** start of SOURCE MATERIAL **
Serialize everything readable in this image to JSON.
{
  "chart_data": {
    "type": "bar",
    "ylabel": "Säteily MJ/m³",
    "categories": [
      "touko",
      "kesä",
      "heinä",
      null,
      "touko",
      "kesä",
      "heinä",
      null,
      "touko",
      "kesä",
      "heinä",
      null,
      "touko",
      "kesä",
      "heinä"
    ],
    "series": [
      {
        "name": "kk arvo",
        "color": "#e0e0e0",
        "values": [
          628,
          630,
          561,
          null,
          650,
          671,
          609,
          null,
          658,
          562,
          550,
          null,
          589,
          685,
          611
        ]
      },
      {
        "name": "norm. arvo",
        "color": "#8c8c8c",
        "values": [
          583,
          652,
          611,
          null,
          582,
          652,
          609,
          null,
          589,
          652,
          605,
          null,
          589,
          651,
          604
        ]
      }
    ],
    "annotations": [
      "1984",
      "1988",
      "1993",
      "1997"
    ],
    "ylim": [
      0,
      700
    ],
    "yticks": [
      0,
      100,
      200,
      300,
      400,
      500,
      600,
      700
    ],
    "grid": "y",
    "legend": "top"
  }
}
** end of SOURCE MATERIAL **
Copy out the material word for word and line for line.

Serialize everything readable in this image to JSON.
{
  "chart_data": {
    "type": "bar",
    "ylabel": "Säteily MJ/m³",
    "categories": [
      "touko",
      "kesä",
      "heinä",
      null,
      "touko",
      "kesä",
      "heinä",
      null,
      "touko",
      "kesä",
      "heinä",
      null,
      "touko",
      "kesä",
      "heinä"
    ],
    "series": [
      {
        "name": "kk arvo",
        "color": "#e0e0e0",
        "values": [
          628,
          630,
          561,
          null,
          650,
          671,
          609,
          null,
          658,
          562,
          550,
          null,
          589,
          685,
          611
        ]
      },
      {
        "name": "norm. arvo",
        "color": "#8c8c8c",
        "values": [
          583,
          652,
          611,
          null,
          582,
          652,
          609,
          null,
          589,
          652,
          605,
          null,
          589,
          651,
          604
        ]
      }
    ],
    "annotations": [
      "1984",
      "1988",
      "1993",
      "1997"
    ],
    "ylim": [
      0,
      700
    ],
    "yticks": [
      0,
      100,
      200,
      300,
      400,
      500,
      600,
      700
    ],
    "grid": "y",
    "legend": "top"
  }
}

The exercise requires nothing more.